§ **Extracted records**:

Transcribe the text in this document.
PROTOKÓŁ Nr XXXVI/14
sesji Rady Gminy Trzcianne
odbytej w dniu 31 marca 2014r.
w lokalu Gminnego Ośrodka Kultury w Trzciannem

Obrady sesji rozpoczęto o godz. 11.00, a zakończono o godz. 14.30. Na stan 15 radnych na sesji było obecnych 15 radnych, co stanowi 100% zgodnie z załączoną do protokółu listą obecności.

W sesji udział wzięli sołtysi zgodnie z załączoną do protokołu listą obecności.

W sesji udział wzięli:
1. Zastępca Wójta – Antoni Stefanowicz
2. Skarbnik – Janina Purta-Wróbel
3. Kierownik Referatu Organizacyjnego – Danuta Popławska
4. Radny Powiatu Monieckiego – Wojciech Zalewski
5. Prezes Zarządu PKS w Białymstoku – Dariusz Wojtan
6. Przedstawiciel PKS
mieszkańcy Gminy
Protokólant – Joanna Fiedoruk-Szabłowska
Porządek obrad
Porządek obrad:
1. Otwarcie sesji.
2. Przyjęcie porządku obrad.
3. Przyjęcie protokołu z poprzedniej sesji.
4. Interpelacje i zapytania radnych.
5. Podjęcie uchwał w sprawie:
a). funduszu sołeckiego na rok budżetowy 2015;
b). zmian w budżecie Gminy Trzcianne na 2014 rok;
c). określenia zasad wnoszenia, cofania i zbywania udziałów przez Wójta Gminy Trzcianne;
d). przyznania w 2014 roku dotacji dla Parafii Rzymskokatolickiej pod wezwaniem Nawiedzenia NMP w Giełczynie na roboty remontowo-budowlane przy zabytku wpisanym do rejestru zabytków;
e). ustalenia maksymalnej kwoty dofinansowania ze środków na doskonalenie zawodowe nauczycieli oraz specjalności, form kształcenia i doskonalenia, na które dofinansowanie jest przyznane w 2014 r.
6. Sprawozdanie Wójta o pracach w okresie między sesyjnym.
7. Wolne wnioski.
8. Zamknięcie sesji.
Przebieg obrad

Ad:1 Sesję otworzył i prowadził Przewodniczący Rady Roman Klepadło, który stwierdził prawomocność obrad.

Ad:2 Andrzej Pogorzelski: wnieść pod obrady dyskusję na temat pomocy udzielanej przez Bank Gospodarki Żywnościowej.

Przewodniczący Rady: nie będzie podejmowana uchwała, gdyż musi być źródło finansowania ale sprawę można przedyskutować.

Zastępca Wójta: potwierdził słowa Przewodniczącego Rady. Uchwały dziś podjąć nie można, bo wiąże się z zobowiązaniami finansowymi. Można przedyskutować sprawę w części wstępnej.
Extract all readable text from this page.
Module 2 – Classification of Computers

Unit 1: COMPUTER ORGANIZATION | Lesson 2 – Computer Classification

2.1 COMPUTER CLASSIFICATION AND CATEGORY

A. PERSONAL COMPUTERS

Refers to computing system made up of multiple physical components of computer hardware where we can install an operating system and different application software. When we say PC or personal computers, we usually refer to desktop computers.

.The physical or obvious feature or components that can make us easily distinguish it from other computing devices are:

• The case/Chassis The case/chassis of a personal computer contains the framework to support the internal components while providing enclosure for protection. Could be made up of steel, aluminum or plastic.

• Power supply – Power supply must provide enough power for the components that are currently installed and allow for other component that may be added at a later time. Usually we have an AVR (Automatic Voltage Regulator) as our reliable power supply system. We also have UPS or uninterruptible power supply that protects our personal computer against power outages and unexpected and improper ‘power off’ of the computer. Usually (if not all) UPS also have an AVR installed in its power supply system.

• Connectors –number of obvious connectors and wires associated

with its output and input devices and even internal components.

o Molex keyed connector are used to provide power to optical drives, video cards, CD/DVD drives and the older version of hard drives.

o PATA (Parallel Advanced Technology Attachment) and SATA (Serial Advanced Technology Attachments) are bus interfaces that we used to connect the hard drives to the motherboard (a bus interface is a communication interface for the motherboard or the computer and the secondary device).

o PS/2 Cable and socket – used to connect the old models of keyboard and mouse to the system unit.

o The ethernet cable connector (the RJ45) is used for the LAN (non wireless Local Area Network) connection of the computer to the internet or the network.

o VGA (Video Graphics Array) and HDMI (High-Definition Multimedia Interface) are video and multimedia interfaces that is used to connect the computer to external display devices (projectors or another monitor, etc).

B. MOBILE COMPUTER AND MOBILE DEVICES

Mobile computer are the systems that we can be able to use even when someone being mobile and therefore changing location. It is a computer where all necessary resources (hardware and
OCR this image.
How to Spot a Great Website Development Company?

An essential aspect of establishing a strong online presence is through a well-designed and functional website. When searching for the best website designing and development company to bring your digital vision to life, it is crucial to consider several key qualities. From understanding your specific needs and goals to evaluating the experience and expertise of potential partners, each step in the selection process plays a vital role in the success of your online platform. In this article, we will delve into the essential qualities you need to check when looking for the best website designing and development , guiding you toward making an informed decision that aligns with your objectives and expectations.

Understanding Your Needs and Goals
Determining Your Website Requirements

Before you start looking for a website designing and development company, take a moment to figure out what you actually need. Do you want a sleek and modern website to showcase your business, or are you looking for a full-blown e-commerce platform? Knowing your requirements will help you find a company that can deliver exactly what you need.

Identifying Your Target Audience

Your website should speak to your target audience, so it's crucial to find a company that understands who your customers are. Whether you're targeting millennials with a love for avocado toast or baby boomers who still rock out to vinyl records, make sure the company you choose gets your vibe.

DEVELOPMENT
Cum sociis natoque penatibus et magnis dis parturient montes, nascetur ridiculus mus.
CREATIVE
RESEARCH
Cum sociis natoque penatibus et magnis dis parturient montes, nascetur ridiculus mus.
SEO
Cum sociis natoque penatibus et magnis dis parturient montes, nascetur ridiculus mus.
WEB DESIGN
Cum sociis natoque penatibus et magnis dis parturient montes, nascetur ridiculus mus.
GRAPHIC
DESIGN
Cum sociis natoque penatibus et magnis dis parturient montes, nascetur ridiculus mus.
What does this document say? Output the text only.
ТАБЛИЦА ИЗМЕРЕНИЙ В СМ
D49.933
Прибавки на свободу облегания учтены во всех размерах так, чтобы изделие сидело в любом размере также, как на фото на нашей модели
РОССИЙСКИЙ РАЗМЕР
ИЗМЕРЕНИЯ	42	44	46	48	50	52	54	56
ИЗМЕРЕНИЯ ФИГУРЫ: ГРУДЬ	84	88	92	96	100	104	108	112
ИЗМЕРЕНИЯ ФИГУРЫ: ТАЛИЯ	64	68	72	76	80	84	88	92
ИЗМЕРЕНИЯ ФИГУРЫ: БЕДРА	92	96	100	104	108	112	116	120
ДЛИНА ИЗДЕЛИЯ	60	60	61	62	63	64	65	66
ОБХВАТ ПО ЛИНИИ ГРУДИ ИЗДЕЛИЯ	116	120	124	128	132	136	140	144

§ **TASK PROMPT**: Please quote the records above exactly, without skipping a line.

§ **TASK RESULT**:
Transcribe the text in this document.
PROTOKÓŁ Nr XXXVI/14
sesji Rady Gminy Trzcianne
odbytej w dniu 31 marca 2014r.
w lokalu Gminnego Ośrodka Kultury w Trzciannem

Obrady sesji rozpoczęto o godz. 11.00, a zakończono o godz. 14.30. Na stan 15 radnych na sesji było obecnych 15 radnych, co stanowi 100% zgodnie z załączoną do protokółu listą obecności.

W sesji udział wzięli sołtysi zgodnie z załączoną do protokołu listą obecności.

W sesji udział wzięli:
1. Zastępca Wójta – Antoni Stefanowicz
2. Skarbnik – Janina Purta-Wróbel
3. Kierownik Referatu Organizacyjnego – Danuta Popławska
4. Radny Powiatu Monieckiego – Wojciech Zalewski
5. Prezes Zarządu PKS w Białymstoku – Dariusz Wojtan
6. Przedstawiciel PKS
mieszkańcy Gminy
Protokólant – Joanna Fiedoruk-Szabłowska
Porządek obrad
Porządek obrad:
1. Otwarcie sesji.
2. Przyjęcie porządku obrad.
3. Przyjęcie protokołu z poprzedniej sesji.
4. Interpelacje i zapytania radnych.
5. Podjęcie uchwał w sprawie:
a). funduszu sołeckiego na rok budżetowy 2015;
b). zmian w budżecie Gminy Trzcianne na 2014 rok;
c). określenia zasad wnoszenia, cofania i zbywania udziałów przez Wójta Gminy Trzcianne;
d). przyznania w 2014 roku dotacji dla Parafii Rzymskokatolickiej pod wezwaniem Nawiedzenia NMP w Giełczynie na roboty remontowo-budowlane przy zabytku wpisanym do rejestru zabytków;
e). ustalenia maksymalnej kwoty dofinansowania ze środków na doskonalenie zawodowe nauczycieli oraz specjalności, form kształcenia i doskonalenia, na które dofinansowanie jest przyznane w 2014 r.
6. Sprawozdanie Wójta o pracach w okresie między sesyjnym.
7. Wolne wnioski.
8. Zamknięcie sesji.
Przebieg obrad

Ad:1 Sesję otworzył i prowadził Przewodniczący Rady Roman Klepadło, który stwierdził prawomocność obrad.

Ad:2 Andrzej Pogorzelski: wnieść pod obrady dyskusję na temat pomocy udzielanej przez Bank Gospodarki Żywnościowej.

Przewodniczący Rady: nie będzie podejmowana uchwała, gdyż musi być źródło finansowania ale sprawę można przedyskutować.

Zastępca Wójta: potwierdził słowa Przewodniczącego Rady. Uchwały dziś podjąć nie można, bo wiąże się z zobowiązaniami finansowymi. Można przedyskutować sprawę w części wstępnej.
Extract all readable text from this page.
Module 2 – Classification of Computers

Unit 1: COMPUTER ORGANIZATION | Lesson 2 – Computer Classification

2.1 COMPUTER CLASSIFICATION AND CATEGORY

A. PERSONAL COMPUTERS

Refers to computing system made up of multiple physical components of computer hardware where we can install an operating system and different application software. When we say PC or personal computers, we usually refer to desktop computers.

.The physical or obvious feature or components that can make us easily distinguish it from other computing devices are:

• The case/Chassis The case/chassis of a personal computer contains the framework to support the internal components while providing enclosure for protection. Could be made up of steel, aluminum or plastic.

• Power supply – Power supply must provide enough power for the components that are currently installed and allow for other component that may be added at a later time. Usually we have an AVR (Automatic Voltage Regulator) as our reliable power supply system. We also have UPS or uninterruptible power supply that protects our personal computer against power outages and unexpected and improper ‘power off’ of the computer. Usually (if not all) UPS also have an AVR installed in its power supply system.

• Connectors –number of obvious connectors and wires associated

with its output and input devices and even internal components.

o Molex keyed connector are used to provide power to optical drives, video cards, CD/DVD drives and the older version of hard drives.

o PATA (Parallel Advanced Technology Attachment) and SATA (Serial Advanced Technology Attachments) are bus interfaces that we used to connect the hard drives to the motherboard (a bus interface is a communication interface for the motherboard or the computer and the secondary device).

o PS/2 Cable and socket – used to connect the old models of keyboard and mouse to the system unit.

o The ethernet cable connector (the RJ45) is used for the LAN (non wireless Local Area Network) connection of the computer to the internet or the network.

o VGA (Video Graphics Array) and HDMI (High-Definition Multimedia Interface) are video and multimedia interfaces that is used to connect the computer to external display devices (projectors or another monitor, etc).

B. MOBILE COMPUTER AND MOBILE DEVICES

Mobile computer are the systems that we can be able to use even when someone being mobile and therefore changing location. It is a computer where all necessary resources (hardware and
OCR this image.
How to Spot a Great Website Development Company?

An essential aspect of establishing a strong online presence is through a well-designed and functional website. When searching for the best website designing and development company to bring your digital vision to life, it is crucial to consider several key qualities. From understanding your specific needs and goals to evaluating the experience and expertise of potential partners, each step in the selection process plays a vital role in the success of your online platform. In this article, we will delve into the essential qualities you need to check when looking for the best website designing and development , guiding you toward making an informed decision that aligns with your objectives and expectations.

Understanding Your Needs and Goals
Determining Your Website Requirements

Before you start looking for a website designing and development company, take a moment to figure out what you actually need. Do you want a sleek and modern website to showcase your business, or are you looking for a full-blown e-commerce platform? Knowing your requirements will help you find a company that can deliver exactly what you need.

Identifying Your Target Audience

Your website should speak to your target audience, so it's crucial to find a company that understands who your customers are. Whether you're targeting millennials with a love for avocado toast or baby boomers who still rock out to vinyl records, make sure the company you choose gets your vibe.

DEVELOPMENT
Cum sociis natoque penatibus et magnis dis parturient montes, nascetur ridiculus mus.
CREATIVE
RESEARCH
Cum sociis natoque penatibus et magnis dis parturient montes, nascetur ridiculus mus.
SEO
Cum sociis natoque penatibus et magnis dis parturient montes, nascetur ridiculus mus.
WEB DESIGN
Cum sociis natoque penatibus et magnis dis parturient montes, nascetur ridiculus mus.
GRAPHIC
DESIGN
Cum sociis natoque penatibus et magnis dis parturient montes, nascetur ridiculus mus.
What does this document say? Output the text only.
ТАБЛИЦА ИЗМЕРЕНИЙ В СМ
D49.933
Прибавки на свободу облегания учтены во всех размерах так, чтобы изделие сидело в любом размере также, как на фото на нашей модели
РОССИЙСКИЙ РАЗМЕР
ИЗМЕРЕНИЯ	42	44	46	48	50	52	54	56
ИЗМЕРЕНИЯ ФИГУРЫ: ГРУДЬ	84	88	92	96	100	104	108	112
ИЗМЕРЕНИЯ ФИГУРЫ: ТАЛИЯ	64	68	72	76	80	84	88	92
ИЗМЕРЕНИЯ ФИГУРЫ: БЕДРА	92	96	100	104	108	112	116	120
ДЛИНА ИЗДЕЛИЯ	60	60	61	62	63	64	65	66
ОБХВАТ ПО ЛИНИИ ГРУДИ ИЗДЕЛИЯ	116	120	124	128	132	136	140	144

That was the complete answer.